SOAL TERTULIS 1 =>
Jawablah pertanyaan berikut berdasarkan teks bacaan tentang upacara tolak bala di Lae-Lae.
(a) Alat musik apa yang ditabuh oleh perempuan muda di dekat pohon asam?
(b) Mengapa upacara dibuka lebih cepat daripada rencana semula?
(c) Ke mana warga berziarah setelah tabuhan ganrang?
SOAL TERTULIS 2 =>
Teruskan teks bacaan tentang upacara tolak bala di Lae-Lae mulai dari kalimat terakhirnya.

TEKS BACAAN =>
··········

Seniman di Belakang Saja (Mengamati Proyek Songkabala Lae-Lae! dari Luar dan Dalam)


SEORANG PEREMPUAN muda menangis di tengah kerumunan di bawah pohon asam besar yang bercabang bagai katapel raksasa. Beberapa kerabat perempuannya mencoba menenangkan. Si perempuan jadi seperti gagu, merengek, dan berurai air mata. Ia hentak-hentakkan kaki seperti bocah kehilangan mainan. Ia mengisyaratkan kedua tangannya menabuh, seraya menunjuk ke arah keramaian yang mengelilingi pemain ganrang, gendang Makassar. Si perempuan muda berlari ke sana lalu menabuh ganrang.


Beberapa saat kemudian, si perempuan muda siuman dan berlari masuk ke rumahnya, yang rupanya hanya dibatasi pagar dengan sang pohon asam yang berbatang empat rentangan tangan orang dewasa itu.


Upacara Songkabala Lae-Lae! pun resmi dimulai!


Gendang merupakan alat musik utama dan dianggap bertuah di Sulawesi Selatan. Itulah kenapa menjadi alat musik yang dipukul kala membuka acara. Benda ini dipercaya memiliki roh. Pemandangan biasa bila ada penari atau yang sekadar menonton jadi kerasukan bila mendengar gendang ditabuh, seperti yang terjadi pada si perempuan muda tadi. 


“Iya, sering juga tiba-tiba tarian ditemukan di situ. Orang-orang kemasukan terus menari tommi (sekalian)!” mendiang Daeng Mile tertawa, dalam satu kesempatan obrolan 2014 silam.


Kata rencana yang beredar, upacara tolak bala sebenarnya baru akan digelar sekitar jam lima. Tapi dibuka cepat jelang jam empat karena ada yang kerasukan. Usai tabuhan ganrang tersebut, prosesi warga berikutnya adalah ziarah ke makam orang keramat di ujung barat pulau. Sekali lagi, dengan iringan tabuhan gendang, warga berdoa di situ.

··········

BARIS DATA =>
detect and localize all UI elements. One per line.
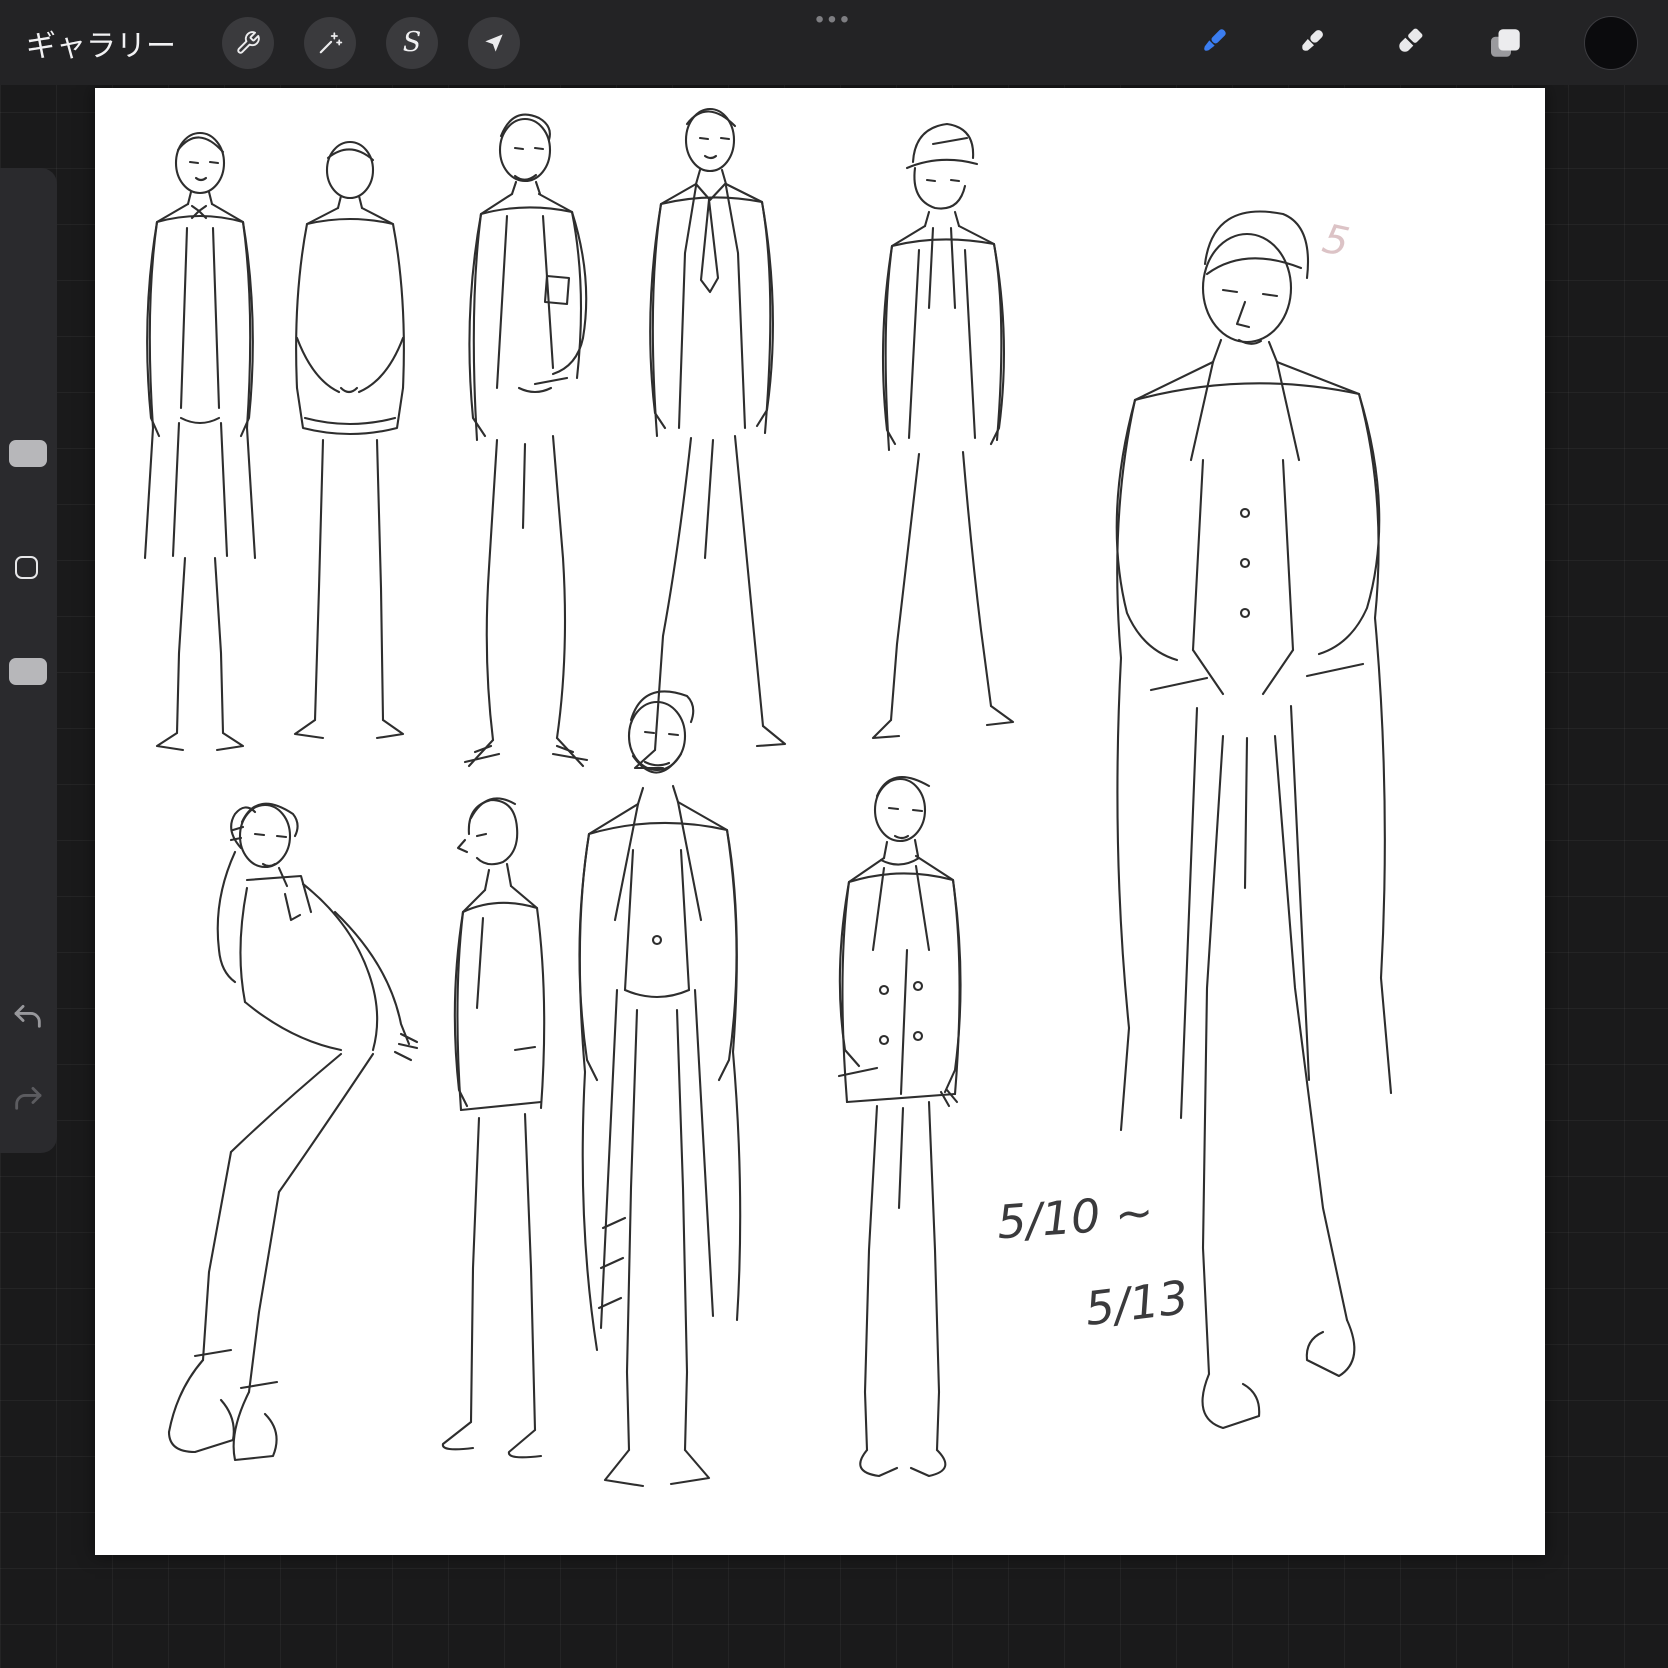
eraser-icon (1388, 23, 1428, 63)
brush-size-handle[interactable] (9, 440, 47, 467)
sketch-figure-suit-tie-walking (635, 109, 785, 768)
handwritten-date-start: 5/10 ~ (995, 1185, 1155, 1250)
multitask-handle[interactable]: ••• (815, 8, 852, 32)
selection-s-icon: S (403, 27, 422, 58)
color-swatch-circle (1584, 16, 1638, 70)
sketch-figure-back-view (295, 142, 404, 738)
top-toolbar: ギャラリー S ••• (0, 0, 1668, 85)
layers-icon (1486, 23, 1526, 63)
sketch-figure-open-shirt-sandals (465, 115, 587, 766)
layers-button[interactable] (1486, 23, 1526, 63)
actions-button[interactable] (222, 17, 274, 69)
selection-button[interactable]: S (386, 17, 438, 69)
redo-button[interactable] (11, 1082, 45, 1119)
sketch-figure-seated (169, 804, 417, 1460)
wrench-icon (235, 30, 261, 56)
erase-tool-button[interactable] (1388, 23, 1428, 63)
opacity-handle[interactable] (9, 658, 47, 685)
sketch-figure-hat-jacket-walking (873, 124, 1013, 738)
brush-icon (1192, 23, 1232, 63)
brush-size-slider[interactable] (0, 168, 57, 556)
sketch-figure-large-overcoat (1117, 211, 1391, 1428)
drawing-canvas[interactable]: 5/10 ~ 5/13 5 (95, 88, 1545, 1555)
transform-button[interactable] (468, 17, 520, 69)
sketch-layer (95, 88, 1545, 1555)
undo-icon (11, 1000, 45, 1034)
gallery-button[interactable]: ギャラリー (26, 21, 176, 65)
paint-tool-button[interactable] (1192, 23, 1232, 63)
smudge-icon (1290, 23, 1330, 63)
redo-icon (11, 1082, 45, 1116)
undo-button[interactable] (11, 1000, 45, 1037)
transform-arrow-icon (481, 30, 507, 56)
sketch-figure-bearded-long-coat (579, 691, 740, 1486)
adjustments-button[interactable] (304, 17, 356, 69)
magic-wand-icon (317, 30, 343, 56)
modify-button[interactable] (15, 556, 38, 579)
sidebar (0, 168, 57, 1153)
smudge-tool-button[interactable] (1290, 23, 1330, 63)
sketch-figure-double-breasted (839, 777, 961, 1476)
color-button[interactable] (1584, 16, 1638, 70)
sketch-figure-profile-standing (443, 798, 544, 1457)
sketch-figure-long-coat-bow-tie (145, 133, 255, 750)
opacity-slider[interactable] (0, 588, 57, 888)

··········

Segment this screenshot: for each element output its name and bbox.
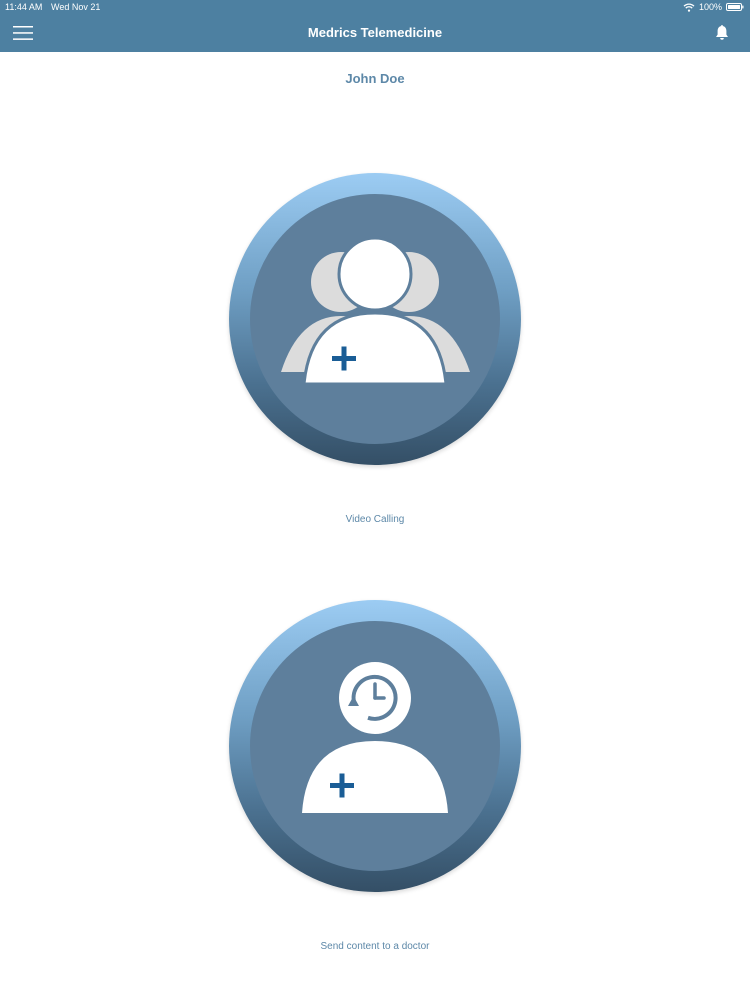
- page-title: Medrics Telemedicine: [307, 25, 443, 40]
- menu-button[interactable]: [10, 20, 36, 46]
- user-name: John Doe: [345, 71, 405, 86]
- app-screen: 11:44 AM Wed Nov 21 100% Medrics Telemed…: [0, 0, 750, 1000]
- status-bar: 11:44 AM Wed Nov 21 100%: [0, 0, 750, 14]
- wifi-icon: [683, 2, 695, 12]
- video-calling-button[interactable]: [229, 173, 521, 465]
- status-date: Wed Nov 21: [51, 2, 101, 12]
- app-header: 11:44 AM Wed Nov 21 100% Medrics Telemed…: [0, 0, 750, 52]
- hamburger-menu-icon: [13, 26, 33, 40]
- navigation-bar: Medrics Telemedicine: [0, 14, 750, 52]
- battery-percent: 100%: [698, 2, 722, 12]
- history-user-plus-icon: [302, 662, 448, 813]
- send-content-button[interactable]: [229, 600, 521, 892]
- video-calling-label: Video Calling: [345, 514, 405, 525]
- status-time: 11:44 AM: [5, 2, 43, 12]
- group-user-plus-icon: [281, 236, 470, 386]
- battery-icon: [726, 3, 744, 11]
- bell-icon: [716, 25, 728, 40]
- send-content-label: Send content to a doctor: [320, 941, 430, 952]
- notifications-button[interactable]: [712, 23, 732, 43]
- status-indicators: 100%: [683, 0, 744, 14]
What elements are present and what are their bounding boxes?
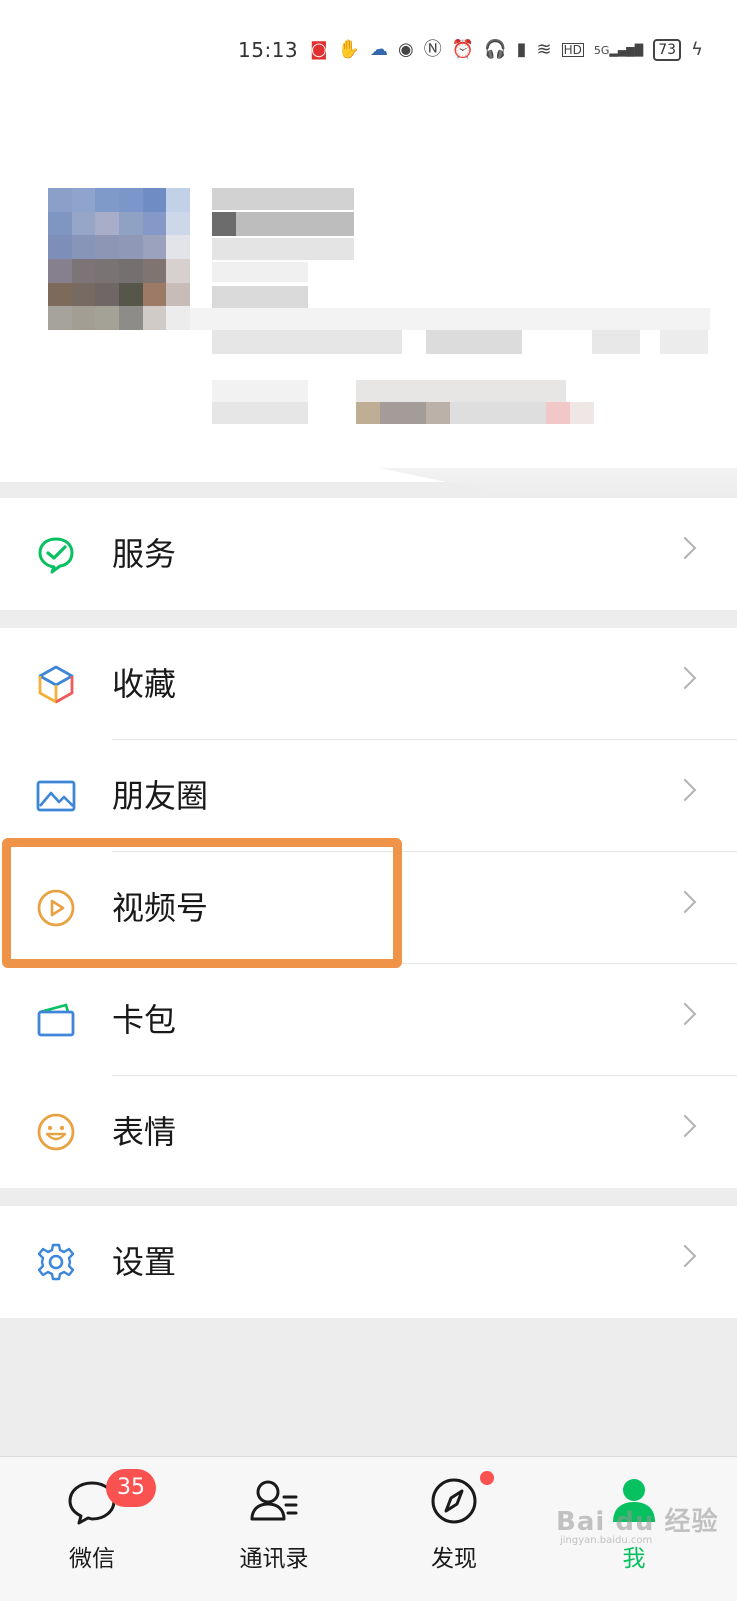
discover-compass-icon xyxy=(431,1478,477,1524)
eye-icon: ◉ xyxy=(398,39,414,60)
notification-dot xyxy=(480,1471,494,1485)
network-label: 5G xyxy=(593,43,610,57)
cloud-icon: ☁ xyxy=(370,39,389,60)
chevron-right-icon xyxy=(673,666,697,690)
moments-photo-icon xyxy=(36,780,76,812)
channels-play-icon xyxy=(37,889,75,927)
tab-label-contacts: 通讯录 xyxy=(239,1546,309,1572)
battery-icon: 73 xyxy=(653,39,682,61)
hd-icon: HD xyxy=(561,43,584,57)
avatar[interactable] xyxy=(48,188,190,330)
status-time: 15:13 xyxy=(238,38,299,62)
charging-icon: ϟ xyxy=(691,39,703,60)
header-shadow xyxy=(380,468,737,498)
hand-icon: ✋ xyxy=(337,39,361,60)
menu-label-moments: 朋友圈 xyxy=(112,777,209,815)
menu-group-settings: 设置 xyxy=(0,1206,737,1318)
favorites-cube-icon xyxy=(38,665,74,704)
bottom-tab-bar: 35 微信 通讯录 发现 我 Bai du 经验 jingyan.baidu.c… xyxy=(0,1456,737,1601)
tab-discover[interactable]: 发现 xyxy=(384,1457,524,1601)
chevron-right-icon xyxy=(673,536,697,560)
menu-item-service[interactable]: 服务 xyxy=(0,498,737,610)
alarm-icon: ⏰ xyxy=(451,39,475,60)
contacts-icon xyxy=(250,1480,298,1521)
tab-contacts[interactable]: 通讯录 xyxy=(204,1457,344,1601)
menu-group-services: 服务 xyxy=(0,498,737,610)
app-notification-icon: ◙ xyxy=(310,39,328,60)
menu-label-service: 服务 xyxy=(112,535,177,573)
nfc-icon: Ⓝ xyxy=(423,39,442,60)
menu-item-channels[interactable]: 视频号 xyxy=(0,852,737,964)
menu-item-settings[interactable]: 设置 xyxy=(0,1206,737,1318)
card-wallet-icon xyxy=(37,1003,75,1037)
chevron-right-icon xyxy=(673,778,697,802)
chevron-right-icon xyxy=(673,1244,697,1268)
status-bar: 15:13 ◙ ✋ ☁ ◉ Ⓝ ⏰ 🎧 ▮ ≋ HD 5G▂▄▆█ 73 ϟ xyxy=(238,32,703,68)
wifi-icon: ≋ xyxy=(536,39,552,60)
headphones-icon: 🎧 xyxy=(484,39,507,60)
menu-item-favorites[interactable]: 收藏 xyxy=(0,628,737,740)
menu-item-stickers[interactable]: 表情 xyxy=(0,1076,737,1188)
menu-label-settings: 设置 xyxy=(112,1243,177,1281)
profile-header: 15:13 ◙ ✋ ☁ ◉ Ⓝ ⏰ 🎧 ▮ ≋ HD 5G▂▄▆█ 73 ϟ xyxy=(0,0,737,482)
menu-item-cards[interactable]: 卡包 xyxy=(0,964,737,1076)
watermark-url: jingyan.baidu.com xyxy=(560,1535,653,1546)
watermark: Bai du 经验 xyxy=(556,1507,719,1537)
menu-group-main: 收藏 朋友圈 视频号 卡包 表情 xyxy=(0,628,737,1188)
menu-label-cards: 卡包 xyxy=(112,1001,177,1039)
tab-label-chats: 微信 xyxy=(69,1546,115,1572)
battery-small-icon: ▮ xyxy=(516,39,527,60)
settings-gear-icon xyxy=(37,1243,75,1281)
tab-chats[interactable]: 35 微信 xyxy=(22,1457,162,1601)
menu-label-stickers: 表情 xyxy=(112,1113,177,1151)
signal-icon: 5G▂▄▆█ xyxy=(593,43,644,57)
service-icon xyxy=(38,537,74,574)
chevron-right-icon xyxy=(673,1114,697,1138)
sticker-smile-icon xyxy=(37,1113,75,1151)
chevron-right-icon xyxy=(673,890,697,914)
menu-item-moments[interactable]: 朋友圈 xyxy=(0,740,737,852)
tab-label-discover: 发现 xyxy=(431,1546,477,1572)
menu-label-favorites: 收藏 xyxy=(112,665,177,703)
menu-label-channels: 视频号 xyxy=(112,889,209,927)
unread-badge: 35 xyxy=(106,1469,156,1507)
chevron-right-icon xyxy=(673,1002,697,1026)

··········

JAWABAN TERTULIS 1 =>
(a) Perempuan muda itu menabuh ganrang, yaitu gendang Makassar.
(b) Upacara dibuka jelang jam empat, bukan sekitar jam lima, karena ada orang yang kerasukan.
(c) Warga berziarah ke makam orang keramat di ujung barat pulau.

JAWABAN TERTULIS 2 =>
Beberapa saat kemudian kerumunan bergerak kembali ke sekitar pohon asam besar. Di bagian pintu banker yang menghadap laut, lelaki pembaca doa sudah menghadapi lima baki berisi pisang, kelapa, dupa, songkolo (ketan) putih-hitam-kuning, kari kambing, makanan olahan hasil laut, dan lukisan bernuansa biru karya Nur Ikayani aka Kika yang dikerumuni sekelompok perempuan Lae-Lae berbaju bodo kuning, jingga, merah, dan hijau.


Lukisan itu menggambarkan sesosok perempuan, yang disebut Kika merupakan hasil mimpinya suatu waktu di Benteng Fort Rotterdam. Dalam mimpi, Kika melihat perempuan tersebut membuat perahu kertas dan melayarkan ke barat, ke arah Pulau Lae-Lae. Belakangan, menurut informasi yang dikumpulkan oleh Kika, dia adalah perempuan Jugun ianfu atau budak seks tentara ketika Jepang berkuasa di Makassar. Sosok ini kemudian digambarkannya sebagai figur pelindung warga Pulau Lae-Lae yang sedang berjuang melawan reklamasi.


Di bawah asam bernaung satu bangker berpintu dua yang diduga peninggalan Jepang sisa Perang Dunia II. Baru-baru ini ditemukan dan digali warga selama 19 hari. Satu banker lagi ada di timur. Kedua tempat persembunyian tentara itu kini ada di dalam pagar rumah warga.


Dari bangker, upacara bergerak ke utara, menuju rumah Daeng Kanang, seorang sesepuh Lae-Lae. Di sepanjang jalan, warga menyajikan makanan laut hasil olahan sendiri, seperti tiram bakar (atau tumis?), lawar ikan teri, tumis cumi, anggur laut, sampai acar mangga. Sebelumnya, di gazebo sepanjang jalan menuju bangker tadi, warga siapkan di nampan aneka kue. 


Siapa pun boleh mencicip semua makanan tersebut (dan memang bergantian pengunjung menjumput atau menyendok). Sejujurnya, para perempuan penyedia penganan dengan rasa laut segar itu adalah ‘demo masak’ yang sesungguhnya. Mereka sengaja melakukannya untuk sampaikan pesan bahwa makanan-makanan sejenis itulah yang bakal hilang bila reklamasi menggulung pulau tersebut.


Rumah Daeng Kanang sudah penuh orang. Matahari sore bersinar terang di depan serambi. Perempuan sepuh ini konon berumur 90-an tahun—jelas menyaksikan langsung banyak peristiwa. Ia juga penari. Proses ritual singgah di situ.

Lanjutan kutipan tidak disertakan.